- Stated task
Wherever the word "this" appears in a line, extract that line.
= = = =
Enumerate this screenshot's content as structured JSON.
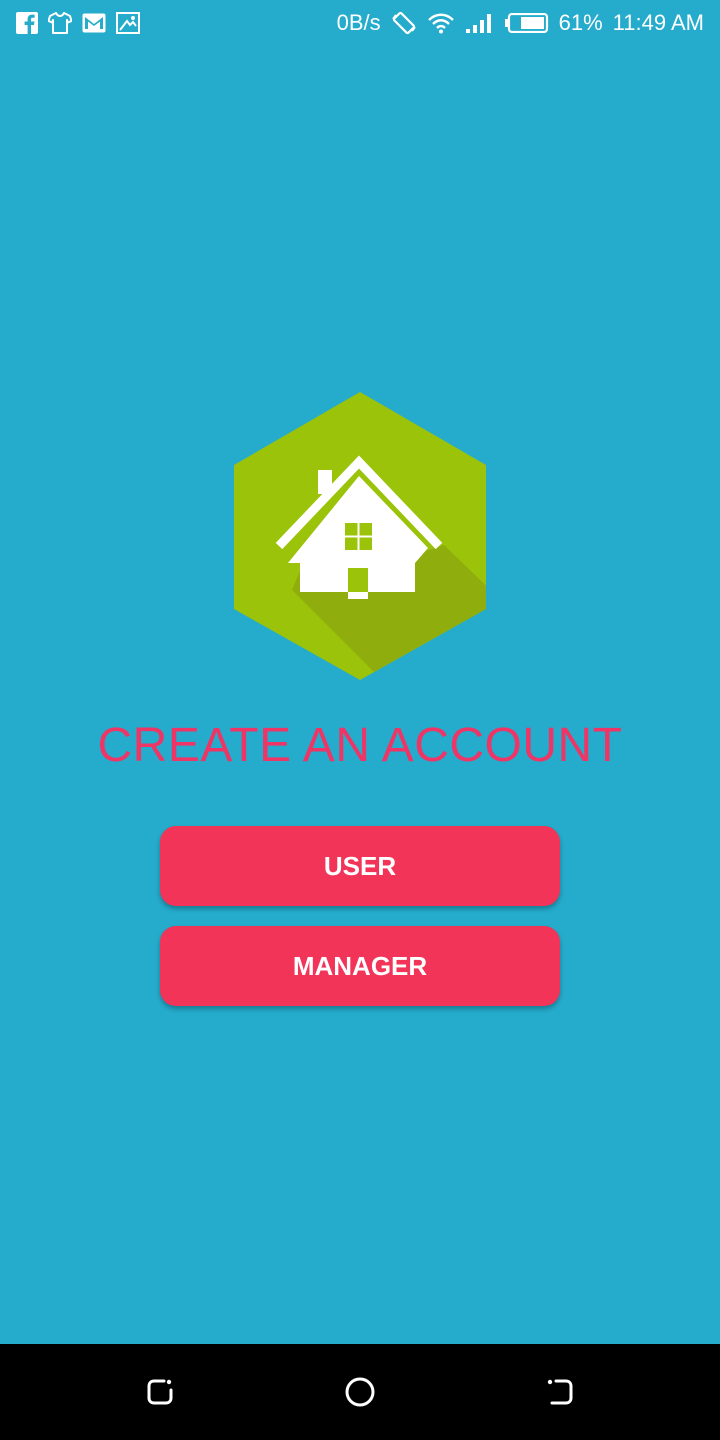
{
  "status_bar": {
    "network_speed": "0B/s",
    "battery_percent": "61%",
    "time": "11:49 AM",
    "notification_icons": [
      "facebook-icon",
      "tshirt-icon",
      "gmail-icon",
      "screencast-icon"
    ],
    "system_icons": [
      "rotate-icon",
      "wifi-icon",
      "signal-icon",
      "battery-icon"
    ]
  },
  "logo": {
    "icon": "house-hexagon-logo",
    "hexagon_color": "#9BC30A",
    "shadow_color": "#8FAE0D",
    "house_color": "#FFFFFF"
  },
  "main": {
    "title": "CREATE AN ACCOUNT",
    "user_button_label": "USER",
    "manager_button_label": "MANAGER"
  },
  "colors": {
    "background": "#25ABCB",
    "title": "#EE3566",
    "button": "#F23458",
    "nav_bar": "#000000"
  },
  "nav_bar": {
    "buttons": [
      "recent-apps-icon",
      "home-icon",
      "back-icon"
    ]
  }
}
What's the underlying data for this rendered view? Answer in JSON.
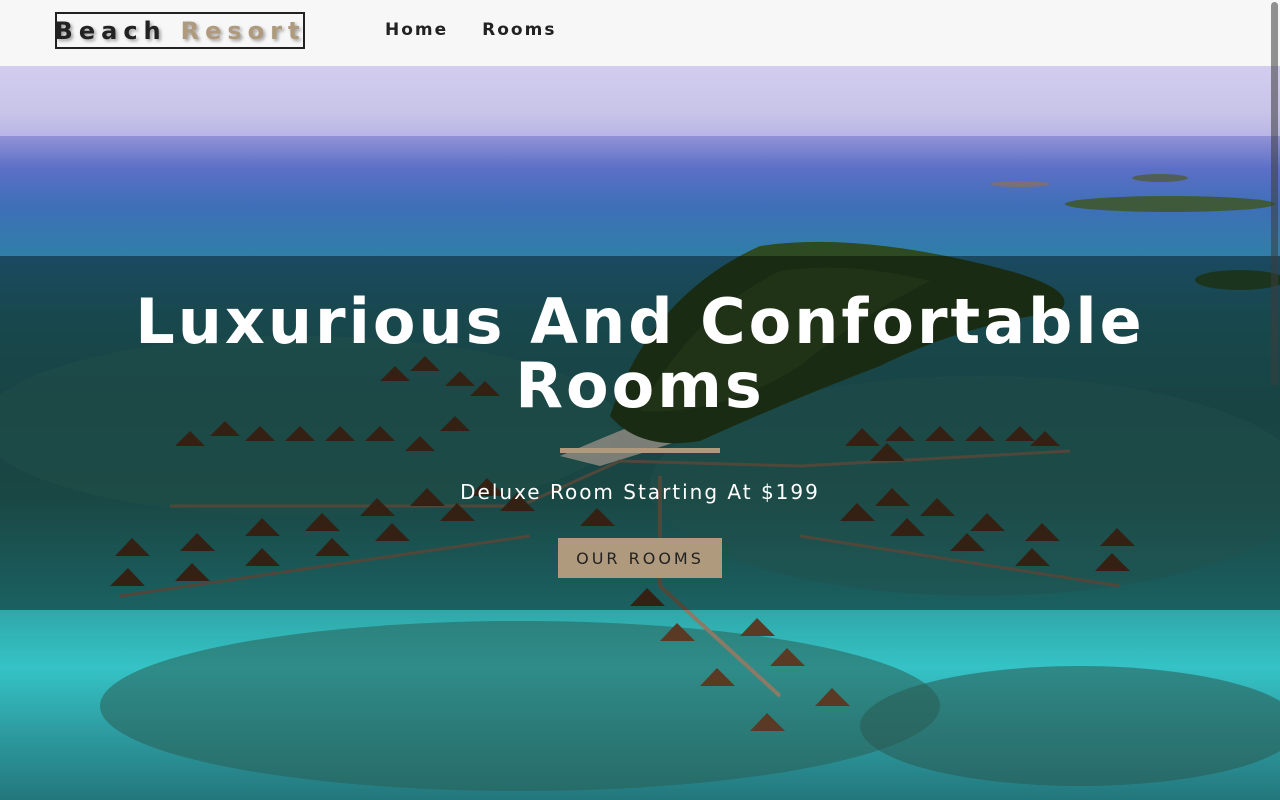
{
  "brand": {
    "part1": "Beach",
    "part2": "Resort"
  },
  "nav": {
    "items": [
      {
        "label": "Home"
      },
      {
        "label": "Rooms"
      }
    ]
  },
  "banner": {
    "title": "Luxurious And Confortable Rooms",
    "subtitle": "Deluxe Room Starting At $199",
    "button_label": "OUR ROOMS"
  },
  "colors": {
    "accent": "#af9a7d",
    "navbar_bg": "#f7f7f7",
    "text_dark": "#222222"
  },
  "icons": [
    "aerial-resort-photo"
  ]
}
= = = =
- Final answer
Enumerate this screenshot's content as structured JSON.
What's the underlying data for this rendered view? Answer in JSON.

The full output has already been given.